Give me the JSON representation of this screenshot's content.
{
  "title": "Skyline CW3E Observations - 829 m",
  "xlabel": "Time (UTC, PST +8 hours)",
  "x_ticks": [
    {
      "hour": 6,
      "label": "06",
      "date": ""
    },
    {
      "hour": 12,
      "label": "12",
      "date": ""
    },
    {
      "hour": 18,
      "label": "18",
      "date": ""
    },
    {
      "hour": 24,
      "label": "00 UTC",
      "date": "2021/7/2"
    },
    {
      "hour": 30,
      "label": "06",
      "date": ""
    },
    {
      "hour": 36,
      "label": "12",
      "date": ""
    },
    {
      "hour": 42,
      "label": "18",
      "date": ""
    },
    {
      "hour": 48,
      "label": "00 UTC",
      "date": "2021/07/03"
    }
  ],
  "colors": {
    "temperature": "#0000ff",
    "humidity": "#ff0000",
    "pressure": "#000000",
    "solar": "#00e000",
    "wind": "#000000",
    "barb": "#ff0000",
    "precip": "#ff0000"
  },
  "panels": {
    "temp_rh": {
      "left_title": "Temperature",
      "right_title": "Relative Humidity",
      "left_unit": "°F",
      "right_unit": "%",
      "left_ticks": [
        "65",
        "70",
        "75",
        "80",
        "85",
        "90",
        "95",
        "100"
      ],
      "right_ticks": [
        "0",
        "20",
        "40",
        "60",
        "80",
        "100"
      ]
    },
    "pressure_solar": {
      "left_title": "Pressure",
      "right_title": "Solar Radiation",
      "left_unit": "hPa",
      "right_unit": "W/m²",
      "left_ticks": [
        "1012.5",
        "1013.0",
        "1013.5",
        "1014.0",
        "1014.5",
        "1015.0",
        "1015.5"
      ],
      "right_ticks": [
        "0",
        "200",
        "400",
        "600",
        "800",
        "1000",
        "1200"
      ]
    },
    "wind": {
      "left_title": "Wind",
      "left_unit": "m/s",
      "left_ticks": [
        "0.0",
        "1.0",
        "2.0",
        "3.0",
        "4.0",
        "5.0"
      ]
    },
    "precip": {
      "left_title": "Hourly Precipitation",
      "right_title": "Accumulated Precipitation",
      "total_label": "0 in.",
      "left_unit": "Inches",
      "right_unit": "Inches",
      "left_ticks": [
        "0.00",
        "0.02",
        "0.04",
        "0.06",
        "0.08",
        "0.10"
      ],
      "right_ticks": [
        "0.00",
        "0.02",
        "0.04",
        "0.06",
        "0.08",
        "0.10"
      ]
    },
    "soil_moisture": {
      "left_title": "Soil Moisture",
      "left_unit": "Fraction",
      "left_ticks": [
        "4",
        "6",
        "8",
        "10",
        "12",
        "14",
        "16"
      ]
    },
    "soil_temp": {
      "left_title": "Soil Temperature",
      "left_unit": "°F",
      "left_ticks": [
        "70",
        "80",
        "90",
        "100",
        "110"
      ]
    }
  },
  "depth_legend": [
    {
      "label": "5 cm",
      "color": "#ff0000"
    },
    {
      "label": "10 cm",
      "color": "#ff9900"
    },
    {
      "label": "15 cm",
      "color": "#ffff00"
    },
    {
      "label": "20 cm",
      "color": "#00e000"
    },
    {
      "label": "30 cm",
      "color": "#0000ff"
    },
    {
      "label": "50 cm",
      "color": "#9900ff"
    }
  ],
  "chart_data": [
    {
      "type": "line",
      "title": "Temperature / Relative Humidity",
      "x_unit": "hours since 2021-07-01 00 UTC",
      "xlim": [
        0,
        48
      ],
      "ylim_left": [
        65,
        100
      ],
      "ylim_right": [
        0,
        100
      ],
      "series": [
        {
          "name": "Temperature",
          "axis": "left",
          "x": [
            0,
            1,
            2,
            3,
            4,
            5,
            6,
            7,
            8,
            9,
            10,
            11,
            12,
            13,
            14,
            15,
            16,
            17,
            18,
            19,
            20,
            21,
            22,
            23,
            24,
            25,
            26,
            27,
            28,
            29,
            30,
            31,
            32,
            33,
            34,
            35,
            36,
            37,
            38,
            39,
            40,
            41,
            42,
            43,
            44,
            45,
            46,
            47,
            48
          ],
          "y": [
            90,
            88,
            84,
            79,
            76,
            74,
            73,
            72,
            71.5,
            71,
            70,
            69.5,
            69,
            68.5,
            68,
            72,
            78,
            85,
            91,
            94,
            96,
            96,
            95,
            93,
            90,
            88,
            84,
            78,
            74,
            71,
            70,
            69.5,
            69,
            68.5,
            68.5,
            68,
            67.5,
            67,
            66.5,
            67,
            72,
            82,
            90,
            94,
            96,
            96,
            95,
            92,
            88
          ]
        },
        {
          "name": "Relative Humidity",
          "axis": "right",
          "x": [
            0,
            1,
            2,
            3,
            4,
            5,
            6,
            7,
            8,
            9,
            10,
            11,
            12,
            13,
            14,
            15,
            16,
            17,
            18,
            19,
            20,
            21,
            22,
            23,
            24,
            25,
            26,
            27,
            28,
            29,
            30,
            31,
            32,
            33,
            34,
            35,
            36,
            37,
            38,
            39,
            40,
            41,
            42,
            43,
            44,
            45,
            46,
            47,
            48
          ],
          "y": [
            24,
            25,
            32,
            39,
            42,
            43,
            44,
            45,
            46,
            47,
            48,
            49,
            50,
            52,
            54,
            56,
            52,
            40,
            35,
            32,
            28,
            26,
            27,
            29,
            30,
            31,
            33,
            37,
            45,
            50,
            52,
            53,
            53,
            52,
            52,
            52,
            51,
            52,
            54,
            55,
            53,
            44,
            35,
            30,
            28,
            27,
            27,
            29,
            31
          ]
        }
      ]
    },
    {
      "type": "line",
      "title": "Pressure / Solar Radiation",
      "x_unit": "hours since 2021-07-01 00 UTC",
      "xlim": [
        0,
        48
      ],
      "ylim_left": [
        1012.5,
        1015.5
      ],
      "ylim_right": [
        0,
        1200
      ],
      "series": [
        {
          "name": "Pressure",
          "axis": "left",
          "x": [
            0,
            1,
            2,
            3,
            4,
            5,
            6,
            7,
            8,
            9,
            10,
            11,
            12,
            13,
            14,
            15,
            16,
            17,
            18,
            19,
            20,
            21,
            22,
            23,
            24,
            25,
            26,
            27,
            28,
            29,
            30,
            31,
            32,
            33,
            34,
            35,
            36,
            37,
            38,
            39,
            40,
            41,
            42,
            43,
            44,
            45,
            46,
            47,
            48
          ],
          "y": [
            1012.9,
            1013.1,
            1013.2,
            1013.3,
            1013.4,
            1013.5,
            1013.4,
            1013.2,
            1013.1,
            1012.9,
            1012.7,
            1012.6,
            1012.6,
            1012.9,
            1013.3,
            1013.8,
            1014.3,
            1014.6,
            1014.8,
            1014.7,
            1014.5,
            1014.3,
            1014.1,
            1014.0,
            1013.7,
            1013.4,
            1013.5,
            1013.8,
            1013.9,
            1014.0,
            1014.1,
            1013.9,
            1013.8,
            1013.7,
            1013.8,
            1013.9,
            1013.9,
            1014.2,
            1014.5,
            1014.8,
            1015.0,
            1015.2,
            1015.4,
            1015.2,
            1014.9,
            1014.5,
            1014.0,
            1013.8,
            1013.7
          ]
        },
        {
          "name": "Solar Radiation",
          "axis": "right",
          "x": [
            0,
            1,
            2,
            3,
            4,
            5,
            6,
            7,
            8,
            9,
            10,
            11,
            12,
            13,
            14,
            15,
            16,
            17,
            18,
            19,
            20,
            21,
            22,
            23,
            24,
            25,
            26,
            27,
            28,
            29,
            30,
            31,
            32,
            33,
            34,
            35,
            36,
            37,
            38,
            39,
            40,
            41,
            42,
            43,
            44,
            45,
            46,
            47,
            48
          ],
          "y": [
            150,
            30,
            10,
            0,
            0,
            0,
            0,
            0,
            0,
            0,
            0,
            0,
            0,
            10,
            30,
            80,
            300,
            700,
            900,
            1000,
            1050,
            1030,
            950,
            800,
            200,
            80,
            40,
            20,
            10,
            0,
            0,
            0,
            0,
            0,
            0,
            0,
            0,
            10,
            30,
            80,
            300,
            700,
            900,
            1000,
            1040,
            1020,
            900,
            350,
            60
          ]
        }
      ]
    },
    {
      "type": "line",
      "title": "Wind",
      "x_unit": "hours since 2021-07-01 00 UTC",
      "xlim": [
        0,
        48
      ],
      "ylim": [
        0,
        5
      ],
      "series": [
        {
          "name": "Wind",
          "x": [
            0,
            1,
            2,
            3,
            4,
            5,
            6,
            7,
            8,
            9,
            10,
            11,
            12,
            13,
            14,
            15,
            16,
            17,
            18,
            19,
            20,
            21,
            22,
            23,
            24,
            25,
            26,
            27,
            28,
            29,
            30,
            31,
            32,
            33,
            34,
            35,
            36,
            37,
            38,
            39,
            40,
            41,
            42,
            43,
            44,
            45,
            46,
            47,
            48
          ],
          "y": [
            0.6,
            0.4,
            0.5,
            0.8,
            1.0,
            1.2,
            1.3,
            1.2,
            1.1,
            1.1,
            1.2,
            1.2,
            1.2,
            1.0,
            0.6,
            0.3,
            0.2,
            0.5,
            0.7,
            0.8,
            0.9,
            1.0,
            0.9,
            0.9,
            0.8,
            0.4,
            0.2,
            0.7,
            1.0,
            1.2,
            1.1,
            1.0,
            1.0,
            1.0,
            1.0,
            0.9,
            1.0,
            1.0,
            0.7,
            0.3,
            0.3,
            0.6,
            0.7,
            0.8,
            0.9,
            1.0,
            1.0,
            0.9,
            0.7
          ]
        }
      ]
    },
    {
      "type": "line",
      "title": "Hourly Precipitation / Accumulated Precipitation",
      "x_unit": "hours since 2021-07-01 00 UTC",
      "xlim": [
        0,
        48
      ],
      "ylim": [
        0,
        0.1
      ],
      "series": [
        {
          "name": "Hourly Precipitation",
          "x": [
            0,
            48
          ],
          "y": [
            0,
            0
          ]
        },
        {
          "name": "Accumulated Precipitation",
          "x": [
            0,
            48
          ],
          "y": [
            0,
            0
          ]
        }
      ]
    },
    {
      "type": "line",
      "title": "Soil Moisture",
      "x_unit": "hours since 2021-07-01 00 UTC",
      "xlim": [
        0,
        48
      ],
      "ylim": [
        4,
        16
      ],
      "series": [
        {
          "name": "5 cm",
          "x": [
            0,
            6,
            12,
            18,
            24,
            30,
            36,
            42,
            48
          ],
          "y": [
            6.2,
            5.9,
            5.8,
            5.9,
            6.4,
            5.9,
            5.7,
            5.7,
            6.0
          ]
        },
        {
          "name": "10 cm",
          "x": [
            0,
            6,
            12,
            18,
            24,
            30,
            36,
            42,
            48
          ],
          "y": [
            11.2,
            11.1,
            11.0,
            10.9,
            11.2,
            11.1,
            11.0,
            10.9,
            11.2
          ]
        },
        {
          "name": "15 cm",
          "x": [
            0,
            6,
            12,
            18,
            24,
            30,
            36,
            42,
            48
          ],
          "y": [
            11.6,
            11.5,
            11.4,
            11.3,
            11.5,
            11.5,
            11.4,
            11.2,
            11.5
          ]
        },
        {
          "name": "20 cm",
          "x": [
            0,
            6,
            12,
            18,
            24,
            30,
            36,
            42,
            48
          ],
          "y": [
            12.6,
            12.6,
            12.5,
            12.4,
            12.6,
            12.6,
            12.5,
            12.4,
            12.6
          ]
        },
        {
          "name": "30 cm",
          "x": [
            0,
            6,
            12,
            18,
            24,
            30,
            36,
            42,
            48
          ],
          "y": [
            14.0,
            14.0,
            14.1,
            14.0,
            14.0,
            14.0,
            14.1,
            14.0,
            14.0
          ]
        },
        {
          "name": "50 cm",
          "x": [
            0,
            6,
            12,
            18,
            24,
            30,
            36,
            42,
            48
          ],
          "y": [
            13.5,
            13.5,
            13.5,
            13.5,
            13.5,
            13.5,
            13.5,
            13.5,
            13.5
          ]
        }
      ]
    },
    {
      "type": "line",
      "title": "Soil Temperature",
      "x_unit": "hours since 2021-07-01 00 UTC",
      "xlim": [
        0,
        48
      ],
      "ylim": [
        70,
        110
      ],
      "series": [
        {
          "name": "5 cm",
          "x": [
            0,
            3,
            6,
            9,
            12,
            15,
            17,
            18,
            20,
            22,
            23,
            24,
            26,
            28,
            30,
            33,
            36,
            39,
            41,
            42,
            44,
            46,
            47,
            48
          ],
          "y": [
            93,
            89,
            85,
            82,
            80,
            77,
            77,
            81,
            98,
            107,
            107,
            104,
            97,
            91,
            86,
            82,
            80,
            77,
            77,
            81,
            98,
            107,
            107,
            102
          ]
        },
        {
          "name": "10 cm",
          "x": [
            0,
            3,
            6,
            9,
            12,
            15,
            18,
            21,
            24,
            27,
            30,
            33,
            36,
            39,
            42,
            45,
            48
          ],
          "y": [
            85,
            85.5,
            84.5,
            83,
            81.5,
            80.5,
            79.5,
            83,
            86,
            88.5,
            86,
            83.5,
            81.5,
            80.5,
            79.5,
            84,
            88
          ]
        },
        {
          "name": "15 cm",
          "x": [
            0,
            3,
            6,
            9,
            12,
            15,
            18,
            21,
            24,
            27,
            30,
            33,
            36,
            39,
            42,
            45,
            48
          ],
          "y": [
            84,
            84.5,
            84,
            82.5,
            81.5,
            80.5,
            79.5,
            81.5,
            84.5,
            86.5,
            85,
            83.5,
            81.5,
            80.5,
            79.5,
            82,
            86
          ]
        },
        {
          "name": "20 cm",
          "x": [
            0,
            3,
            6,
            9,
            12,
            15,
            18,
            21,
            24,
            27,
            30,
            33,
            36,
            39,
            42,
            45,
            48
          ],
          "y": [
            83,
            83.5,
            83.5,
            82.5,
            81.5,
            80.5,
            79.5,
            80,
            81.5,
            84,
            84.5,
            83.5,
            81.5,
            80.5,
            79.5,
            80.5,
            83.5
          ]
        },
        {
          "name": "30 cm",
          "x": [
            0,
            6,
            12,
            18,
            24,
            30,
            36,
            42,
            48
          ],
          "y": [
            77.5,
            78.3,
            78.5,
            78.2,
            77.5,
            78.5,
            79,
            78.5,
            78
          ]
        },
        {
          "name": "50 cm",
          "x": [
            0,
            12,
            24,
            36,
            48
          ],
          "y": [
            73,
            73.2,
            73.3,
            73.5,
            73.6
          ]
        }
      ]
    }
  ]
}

→ **Exercise description**
Report how many lines of the preceding records include "Accumulated". Output the number only.

→ **The completed task**
3